──────── Raw records ────────

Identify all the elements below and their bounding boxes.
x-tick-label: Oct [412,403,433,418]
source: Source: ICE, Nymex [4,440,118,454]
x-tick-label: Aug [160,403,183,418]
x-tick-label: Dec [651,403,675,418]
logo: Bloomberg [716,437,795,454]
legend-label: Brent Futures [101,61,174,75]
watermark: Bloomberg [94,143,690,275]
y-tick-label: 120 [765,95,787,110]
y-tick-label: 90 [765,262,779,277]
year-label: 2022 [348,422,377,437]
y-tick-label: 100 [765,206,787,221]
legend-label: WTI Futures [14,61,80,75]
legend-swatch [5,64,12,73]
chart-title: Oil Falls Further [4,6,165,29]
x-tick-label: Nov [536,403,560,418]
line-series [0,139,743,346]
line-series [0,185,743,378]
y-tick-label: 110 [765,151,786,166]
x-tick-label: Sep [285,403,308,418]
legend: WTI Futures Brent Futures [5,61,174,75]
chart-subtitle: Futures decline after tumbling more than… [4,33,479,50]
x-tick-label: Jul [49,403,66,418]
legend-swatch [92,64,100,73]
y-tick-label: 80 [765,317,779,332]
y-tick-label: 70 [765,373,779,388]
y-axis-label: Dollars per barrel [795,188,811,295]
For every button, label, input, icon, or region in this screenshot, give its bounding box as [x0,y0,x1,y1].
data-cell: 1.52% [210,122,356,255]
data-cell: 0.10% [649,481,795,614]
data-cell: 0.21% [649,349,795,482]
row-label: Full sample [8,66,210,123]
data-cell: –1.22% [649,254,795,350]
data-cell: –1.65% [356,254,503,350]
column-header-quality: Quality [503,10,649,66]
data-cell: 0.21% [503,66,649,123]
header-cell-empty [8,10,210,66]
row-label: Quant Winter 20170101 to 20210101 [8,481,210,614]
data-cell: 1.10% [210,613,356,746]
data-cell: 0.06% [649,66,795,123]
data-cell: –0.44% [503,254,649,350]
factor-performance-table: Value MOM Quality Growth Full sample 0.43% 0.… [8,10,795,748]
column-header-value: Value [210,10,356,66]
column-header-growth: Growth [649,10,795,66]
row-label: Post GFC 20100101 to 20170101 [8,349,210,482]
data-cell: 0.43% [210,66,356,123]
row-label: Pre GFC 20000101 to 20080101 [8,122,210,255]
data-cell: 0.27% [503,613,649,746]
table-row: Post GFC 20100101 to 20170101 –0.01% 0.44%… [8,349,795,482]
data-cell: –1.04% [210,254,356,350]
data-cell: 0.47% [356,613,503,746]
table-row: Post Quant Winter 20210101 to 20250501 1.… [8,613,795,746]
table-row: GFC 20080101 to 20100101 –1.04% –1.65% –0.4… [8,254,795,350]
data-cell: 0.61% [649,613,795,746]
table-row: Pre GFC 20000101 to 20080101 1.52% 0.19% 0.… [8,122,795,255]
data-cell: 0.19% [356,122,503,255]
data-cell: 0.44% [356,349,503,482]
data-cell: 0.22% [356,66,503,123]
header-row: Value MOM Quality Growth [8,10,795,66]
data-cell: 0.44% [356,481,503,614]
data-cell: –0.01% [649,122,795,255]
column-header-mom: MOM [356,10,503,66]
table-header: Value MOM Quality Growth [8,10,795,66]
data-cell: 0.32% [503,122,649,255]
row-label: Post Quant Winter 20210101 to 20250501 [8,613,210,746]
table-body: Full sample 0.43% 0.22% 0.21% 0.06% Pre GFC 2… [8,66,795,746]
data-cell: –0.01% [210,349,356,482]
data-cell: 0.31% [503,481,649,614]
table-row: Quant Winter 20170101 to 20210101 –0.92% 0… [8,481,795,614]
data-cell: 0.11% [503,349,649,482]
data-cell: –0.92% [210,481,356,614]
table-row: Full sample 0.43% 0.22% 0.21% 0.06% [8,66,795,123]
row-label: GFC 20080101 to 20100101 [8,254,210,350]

────────

What to do —
Copy the entries word for word, from the very first line down through the line that contains "legend-label: Brent Futures [101,61,174,75]", and include that line too.

Solution to the problem —
Identify all the elements below and their bounding boxes.
x-tick-label: Oct [412,403,433,418]
source: Source: ICE, Nymex [4,440,118,454]
x-tick-label: Aug [160,403,183,418]
x-tick-label: Dec [651,403,675,418]
logo: Bloomberg [716,437,795,454]
legend-label: Brent Futures [101,61,174,75]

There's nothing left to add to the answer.